GIVEN REQUEST = Among the entries below, find the lines with "officia" and copy them.
[Begin DATA FOR PROCESSING]
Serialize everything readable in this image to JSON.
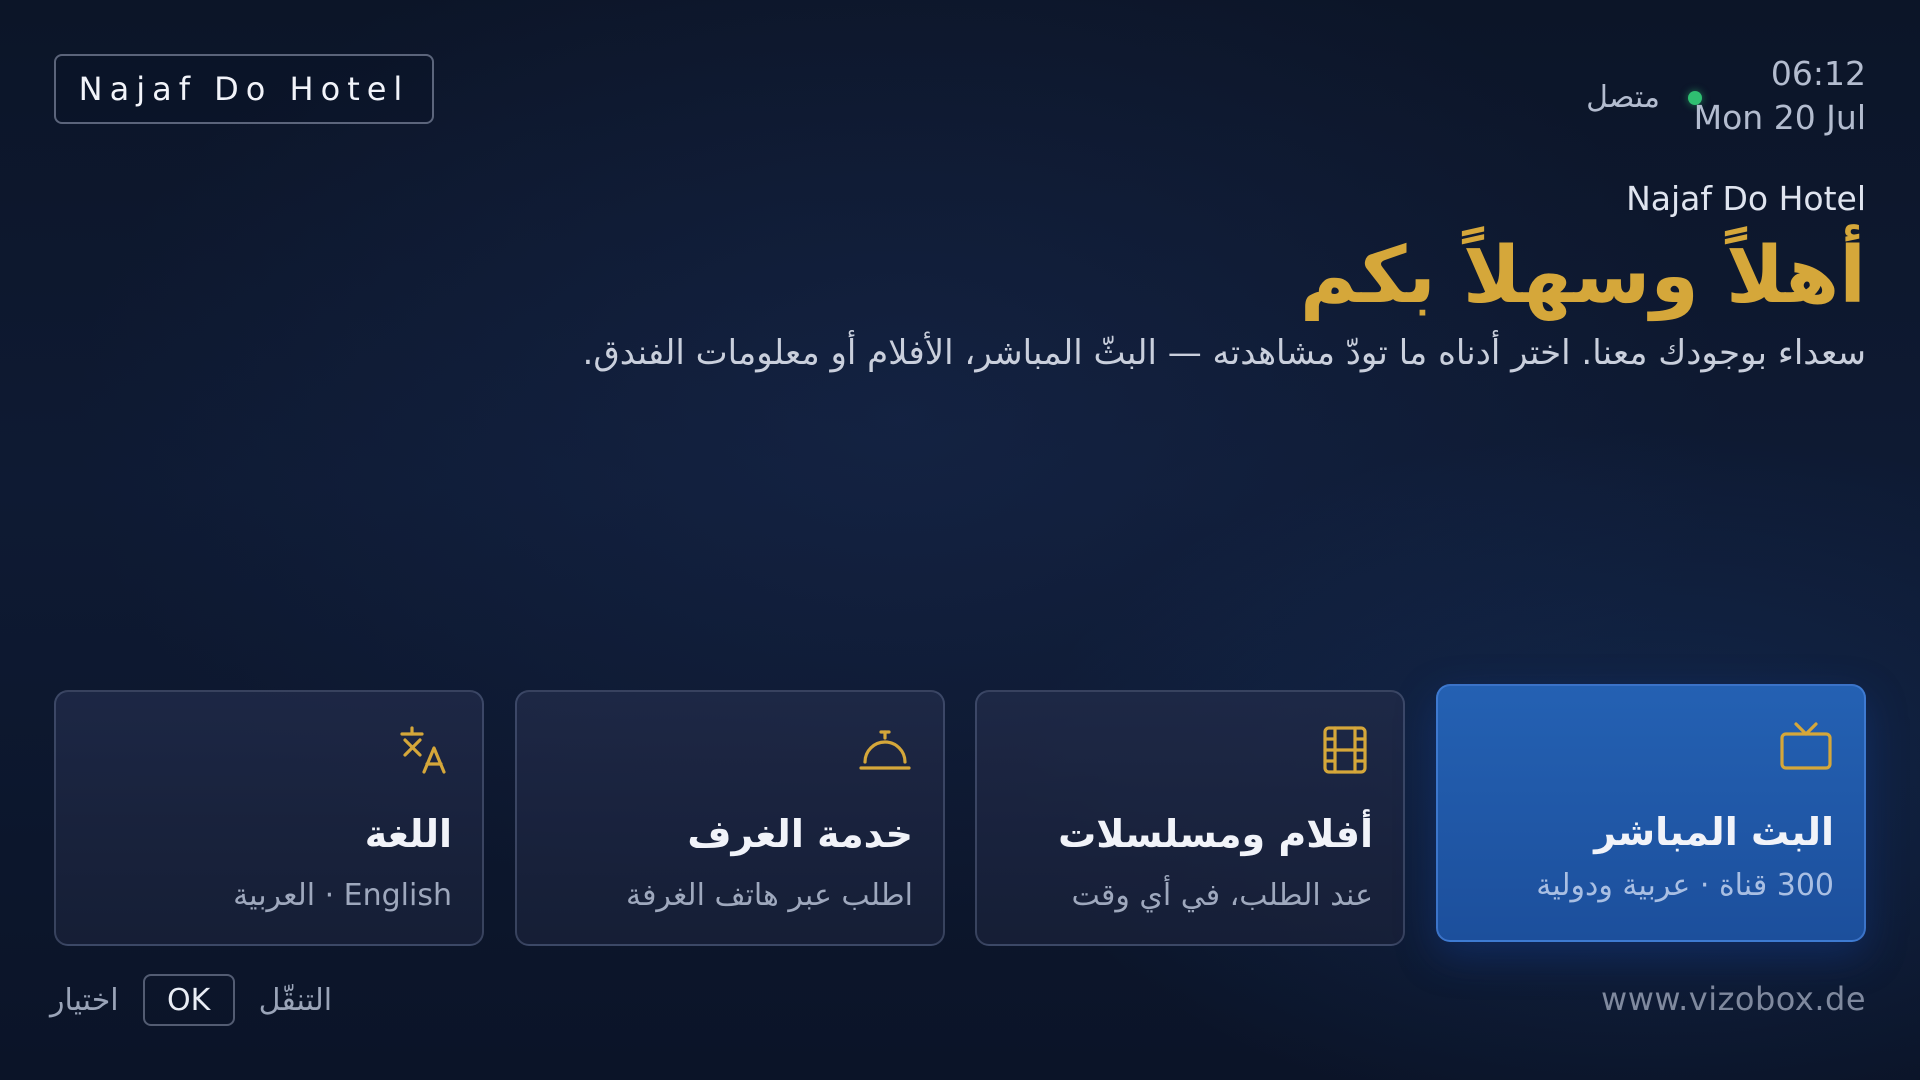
{
  "header": {
    "logo_text": "Najaf Do Hotel",
    "time": "06:12",
    "date": "Mon 20 Jul",
    "status_label": "متصل",
    "status_color": "#2fbf71"
  },
  "hero": {
    "hotel_name": "Najaf Do Hotel",
    "welcome": "أهلاً وسهلاً بكم",
    "subtitle": "سعداء بوجودك معنا. اختر أدناه ما تودّ مشاهدته — البثّ المباشر، الأفلام أو معلومات الفندق."
  },
  "cards": [
    {
      "title": "البث المباشر",
      "desc": "300 قناة · عربية ودولية",
      "icon": "tv-icon",
      "active": true
    },
    {
      "title": "أفلام ومسلسلات",
      "desc": "عند الطلب، في أي وقت",
      "icon": "film-icon",
      "active": false
    },
    {
      "title": "خدمة الغرف",
      "desc": "اطلب عبر هاتف الغرفة",
      "icon": "service-bell-icon",
      "active": false
    },
    {
      "title": "اللغة",
      "desc": "English · العربية",
      "icon": "translate-icon",
      "active": false
    }
  ],
  "footer": {
    "navigate_label": "التنقّل",
    "ok_label": "OK",
    "select_label": "اختيار",
    "website": "www.vizobox.de"
  },
  "colors": {
    "accent_gold": "#d5a73a",
    "active_card": "#2461b3",
    "background": "#0e1a33"
  }
}
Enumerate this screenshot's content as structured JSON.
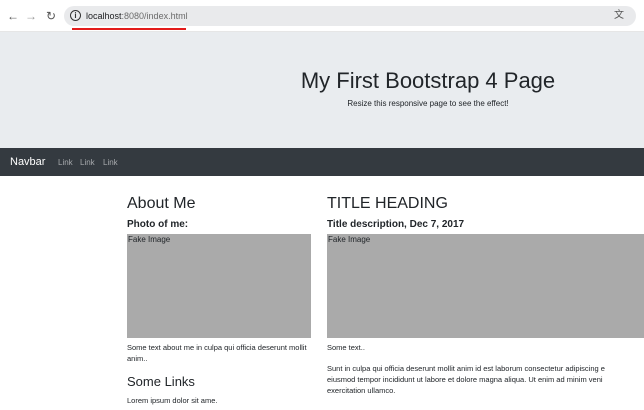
{
  "browser": {
    "back_icon": "arrow-left-icon",
    "forward_icon": "arrow-right-icon",
    "reload_icon": "reload-icon",
    "url_host": "localhost",
    "url_rest": ":8080/index.html",
    "annotation_color": "#e31b1b"
  },
  "jumbotron": {
    "title": "My First Bootstrap 4 Page",
    "subtitle": "Resize this responsive page to see the effect!"
  },
  "navbar": {
    "brand": "Navbar",
    "links": [
      "Link",
      "Link",
      "Link"
    ]
  },
  "about": {
    "title": "About Me",
    "photo_label": "Photo of me:",
    "image_label": "Fake Image",
    "text": "Some text about me in culpa qui officia deserunt mollit anim..",
    "links_title": "Some Links",
    "links_text": "Lorem ipsum dolor sit ame."
  },
  "post": {
    "title": "TITLE HEADING",
    "description": "Title description, Dec 7, 2017",
    "image_label": "Fake Image",
    "short_text": "Some text..",
    "body_lines": [
      "Sunt in culpa qui officia deserunt mollit anim id est laborum consectetur adipiscing e",
      "eiusmod tempor incididunt ut labore et dolore magna aliqua. Ut enim ad minim veni",
      "exercitation ullamco."
    ]
  }
}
[End DATA FOR PROCESSING]
SOLUTION FOR THIS TASK =
    "text": "Some text about me in culpa qui officia deserunt mollit anim..",
      "Sunt in culpa qui officia deserunt mollit anim id est laborum consectetur adipiscing e",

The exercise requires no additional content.